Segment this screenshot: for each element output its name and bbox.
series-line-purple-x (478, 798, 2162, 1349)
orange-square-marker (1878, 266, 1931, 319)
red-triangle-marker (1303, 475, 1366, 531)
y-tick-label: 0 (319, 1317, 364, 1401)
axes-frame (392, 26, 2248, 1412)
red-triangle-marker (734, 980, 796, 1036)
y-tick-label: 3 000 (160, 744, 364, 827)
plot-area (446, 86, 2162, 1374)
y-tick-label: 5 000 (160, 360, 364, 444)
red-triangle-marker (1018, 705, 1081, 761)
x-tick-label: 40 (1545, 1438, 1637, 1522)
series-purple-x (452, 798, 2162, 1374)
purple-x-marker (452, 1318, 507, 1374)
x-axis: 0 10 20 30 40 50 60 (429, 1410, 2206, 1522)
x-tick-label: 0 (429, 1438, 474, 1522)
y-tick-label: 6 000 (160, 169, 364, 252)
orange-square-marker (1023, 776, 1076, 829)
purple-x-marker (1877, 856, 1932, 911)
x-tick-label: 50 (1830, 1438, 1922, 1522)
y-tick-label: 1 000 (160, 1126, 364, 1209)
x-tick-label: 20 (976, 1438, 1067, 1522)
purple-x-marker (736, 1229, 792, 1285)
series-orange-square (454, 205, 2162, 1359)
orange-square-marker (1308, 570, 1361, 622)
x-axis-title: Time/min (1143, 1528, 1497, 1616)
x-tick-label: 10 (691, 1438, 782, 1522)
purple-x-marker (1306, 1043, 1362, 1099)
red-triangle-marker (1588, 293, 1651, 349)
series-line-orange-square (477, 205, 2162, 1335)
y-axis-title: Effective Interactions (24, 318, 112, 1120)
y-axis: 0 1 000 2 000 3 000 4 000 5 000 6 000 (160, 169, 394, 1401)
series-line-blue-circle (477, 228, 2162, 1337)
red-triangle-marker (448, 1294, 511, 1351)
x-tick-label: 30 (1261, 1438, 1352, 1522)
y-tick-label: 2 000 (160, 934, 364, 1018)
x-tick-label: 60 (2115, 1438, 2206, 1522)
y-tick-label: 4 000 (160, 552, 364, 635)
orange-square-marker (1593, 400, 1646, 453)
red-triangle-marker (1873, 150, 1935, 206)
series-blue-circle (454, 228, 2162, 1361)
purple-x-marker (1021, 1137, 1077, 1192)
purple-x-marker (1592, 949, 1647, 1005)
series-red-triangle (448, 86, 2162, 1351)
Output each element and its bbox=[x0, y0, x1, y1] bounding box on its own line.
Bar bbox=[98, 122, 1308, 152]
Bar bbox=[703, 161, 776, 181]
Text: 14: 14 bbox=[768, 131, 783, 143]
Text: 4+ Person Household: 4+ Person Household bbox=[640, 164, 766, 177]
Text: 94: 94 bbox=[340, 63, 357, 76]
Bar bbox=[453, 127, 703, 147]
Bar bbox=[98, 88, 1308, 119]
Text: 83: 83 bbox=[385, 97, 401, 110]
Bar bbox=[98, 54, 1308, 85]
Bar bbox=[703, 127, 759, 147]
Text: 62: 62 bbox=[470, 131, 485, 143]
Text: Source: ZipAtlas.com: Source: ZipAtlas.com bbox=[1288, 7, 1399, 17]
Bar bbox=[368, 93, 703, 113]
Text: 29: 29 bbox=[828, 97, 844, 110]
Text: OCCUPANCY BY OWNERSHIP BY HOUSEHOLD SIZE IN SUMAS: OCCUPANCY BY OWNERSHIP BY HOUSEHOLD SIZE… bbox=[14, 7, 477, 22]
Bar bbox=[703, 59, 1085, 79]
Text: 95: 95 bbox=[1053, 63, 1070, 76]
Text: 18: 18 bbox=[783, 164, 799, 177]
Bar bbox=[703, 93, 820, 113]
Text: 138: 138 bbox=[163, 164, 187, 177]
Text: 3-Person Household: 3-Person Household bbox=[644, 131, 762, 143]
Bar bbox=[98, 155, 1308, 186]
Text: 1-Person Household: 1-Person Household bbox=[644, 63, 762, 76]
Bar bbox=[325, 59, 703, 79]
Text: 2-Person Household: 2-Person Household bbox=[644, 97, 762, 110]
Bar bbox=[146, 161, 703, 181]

________

Update the lines above so that each "red-triangle-marker" reads "red-triangle-point", keeping everything else the same.

Segment this screenshot: for each element output its name and bbox.
series-line-purple-x (478, 798, 2162, 1349)
orange-square-marker (1878, 266, 1931, 319)
red-triangle-point (1303, 475, 1366, 531)
y-tick-label: 0 (319, 1317, 364, 1401)
axes-frame (392, 26, 2248, 1412)
red-triangle-point (734, 980, 796, 1036)
y-tick-label: 3 000 (160, 744, 364, 827)
plot-area (446, 86, 2162, 1374)
y-tick-label: 5 000 (160, 360, 364, 444)
red-triangle-point (1018, 705, 1081, 761)
x-tick-label: 40 (1545, 1438, 1637, 1522)
series-purple-x (452, 798, 2162, 1374)
purple-x-marker (452, 1318, 507, 1374)
x-axis: 0 10 20 30 40 50 60 (429, 1410, 2206, 1522)
x-tick-label: 0 (429, 1438, 474, 1522)
y-tick-label: 6 000 (160, 169, 364, 252)
orange-square-marker (1023, 776, 1076, 829)
purple-x-marker (1877, 856, 1932, 911)
x-tick-label: 50 (1830, 1438, 1922, 1522)
y-tick-label: 1 000 (160, 1126, 364, 1209)
x-tick-label: 20 (976, 1438, 1067, 1522)
purple-x-marker (736, 1229, 792, 1285)
series-orange-square (454, 205, 2162, 1359)
orange-square-marker (1308, 570, 1361, 622)
x-axis-title: Time/min (1143, 1528, 1497, 1616)
x-tick-label: 10 (691, 1438, 782, 1522)
purple-x-marker (1306, 1043, 1362, 1099)
red-triangle-point (1588, 293, 1651, 349)
series-line-orange-square (477, 205, 2162, 1335)
y-axis-title: Effective Interactions (24, 318, 112, 1120)
y-axis: 0 1 000 2 000 3 000 4 000 5 000 6 000 (160, 169, 394, 1401)
series-line-blue-circle (477, 228, 2162, 1337)
red-triangle-point (448, 1294, 511, 1351)
x-tick-label: 30 (1261, 1438, 1352, 1522)
y-tick-label: 2 000 (160, 934, 364, 1018)
x-tick-label: 60 (2115, 1438, 2206, 1522)
y-tick-label: 4 000 (160, 552, 364, 635)
orange-square-marker (1593, 400, 1646, 453)
red-triangle-point (1873, 150, 1935, 206)
series-blue-circle (454, 228, 2162, 1361)
purple-x-marker (1021, 1137, 1077, 1192)
purple-x-marker (1592, 949, 1647, 1005)
series-red-triangle (448, 86, 2162, 1351)
Output each element and its bbox=[x0, y0, x1, y1] bounding box on its own line.
Bar bbox=[98, 122, 1308, 152]
Bar bbox=[703, 161, 776, 181]
Text: 14: 14 bbox=[768, 131, 783, 143]
Text: 4+ Person Household: 4+ Person Household bbox=[640, 164, 766, 177]
Text: 94: 94 bbox=[340, 63, 357, 76]
Bar bbox=[453, 127, 703, 147]
Bar bbox=[98, 88, 1308, 119]
Text: 83: 83 bbox=[385, 97, 401, 110]
Bar bbox=[98, 54, 1308, 85]
Bar bbox=[703, 127, 759, 147]
Text: 62: 62 bbox=[470, 131, 485, 143]
Text: Source: ZipAtlas.com: Source: ZipAtlas.com bbox=[1288, 7, 1399, 17]
Bar bbox=[368, 93, 703, 113]
Text: 29: 29 bbox=[828, 97, 844, 110]
Text: OCCUPANCY BY OWNERSHIP BY HOUSEHOLD SIZE IN SUMAS: OCCUPANCY BY OWNERSHIP BY HOUSEHOLD SIZE… bbox=[14, 7, 477, 22]
Bar bbox=[703, 59, 1085, 79]
Text: 95: 95 bbox=[1053, 63, 1070, 76]
Text: 18: 18 bbox=[783, 164, 799, 177]
Bar bbox=[703, 93, 820, 113]
Text: 138: 138 bbox=[163, 164, 187, 177]
Text: 3-Person Household: 3-Person Household bbox=[644, 131, 762, 143]
Bar bbox=[98, 155, 1308, 186]
Text: 1-Person Household: 1-Person Household bbox=[644, 63, 762, 76]
Bar bbox=[325, 59, 703, 79]
Text: 2-Person Household: 2-Person Household bbox=[644, 97, 762, 110]
Bar bbox=[146, 161, 703, 181]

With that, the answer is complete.